* Start *

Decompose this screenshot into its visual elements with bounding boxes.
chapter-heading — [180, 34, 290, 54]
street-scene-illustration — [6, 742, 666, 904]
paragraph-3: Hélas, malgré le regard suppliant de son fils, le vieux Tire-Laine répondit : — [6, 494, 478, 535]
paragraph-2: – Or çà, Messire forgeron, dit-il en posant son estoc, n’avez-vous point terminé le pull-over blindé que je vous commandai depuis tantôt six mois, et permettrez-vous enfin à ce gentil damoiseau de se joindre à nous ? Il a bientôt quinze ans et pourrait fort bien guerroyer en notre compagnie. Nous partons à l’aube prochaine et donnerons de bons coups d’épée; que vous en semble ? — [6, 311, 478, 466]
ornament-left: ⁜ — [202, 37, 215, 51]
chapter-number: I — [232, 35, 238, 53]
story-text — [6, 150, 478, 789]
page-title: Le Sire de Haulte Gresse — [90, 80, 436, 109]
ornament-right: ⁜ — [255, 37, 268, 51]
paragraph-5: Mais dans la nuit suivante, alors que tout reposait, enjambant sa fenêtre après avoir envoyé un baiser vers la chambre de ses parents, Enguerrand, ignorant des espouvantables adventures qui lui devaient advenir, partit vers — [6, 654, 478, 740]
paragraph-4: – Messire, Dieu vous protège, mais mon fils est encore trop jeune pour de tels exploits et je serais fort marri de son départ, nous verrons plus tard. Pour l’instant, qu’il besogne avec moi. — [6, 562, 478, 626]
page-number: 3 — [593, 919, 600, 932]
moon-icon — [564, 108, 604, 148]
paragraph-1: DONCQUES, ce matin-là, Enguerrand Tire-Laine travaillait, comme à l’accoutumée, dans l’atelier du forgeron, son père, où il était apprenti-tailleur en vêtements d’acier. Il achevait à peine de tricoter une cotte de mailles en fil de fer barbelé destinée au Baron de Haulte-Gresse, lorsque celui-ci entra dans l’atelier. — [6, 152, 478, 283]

* End *

■ What is required
Please convert the data above into a JSON list of strings, with one string for each line and any blank lines left out.

■ The output
[
  "Decompose this screenshot into its visual elements with bounding boxes.",
  "chapter-heading — [180, 34, 290, 54]",
  "street-scene-illustration — [6, 742, 666, 904]",
  "paragraph-3: Hélas, malgré le regard suppliant de son fils, le vieux Tire-Laine répondit : — [6, 494, 478, 535]",
  "paragraph-2: – Or çà, Messire forgeron, dit-il en posant son estoc, n’avez-vous point terminé le pull-over blindé que je vous commandai depuis tantôt six mois, et permettrez-vous enfin à ce gentil damoiseau de se joindre à nous ? Il a bientôt quinze ans et pourrait fort bien guerroyer en notre compagnie. Nous partons à l’aube prochaine et donnerons de bons coups d’épée; que vous en semble ? — [6, 311, 478, 466]",
  "ornament-left: ⁜ — [202, 37, 215, 51]",
  "chapter-number: I — [232, 35, 238, 53]",
  "story-text — [6, 150, 478, 789]",
  "page-title: Le Sire de Haulte Gresse — [90, 80, 436, 109]",
  "ornament-right: ⁜ — [255, 37, 268, 51]",
  "paragraph-5: Mais dans la nuit suivante, alors que tout reposait, enjambant sa fenêtre après avoir envoyé un baiser vers la chambre de ses parents, Enguerrand, ignorant des espouvantables adventures qui lui devaient advenir, partit vers — [6, 654, 478, 740]",
  "paragraph-4: – Messire, Dieu vous protège, mais mon fils est encore trop jeune pour de tels exploits et je serais fort marri de son départ, nous verrons plus tard. Pour l’instant, qu’il besogne avec moi. — [6, 562, 478, 626]",
  "page-number: 3 — [593, 919, 600, 932]",
  "moon-icon — [564, 108, 604, 148]",
  "paragraph-1: DONCQUES, ce matin-là, Enguerrand Tire-Laine travaillait, comme à l’accoutumée, dans l’atelier du forgeron, son père, où il était apprenti-tailleur en vêtements d’acier. Il achevait à peine de tricoter une cotte de mailles en fil de fer barbelé destinée au Baron de Haulte-Gresse, lorsque celui-ci entra dans l’atelier. — [6, 152, 478, 283]"
]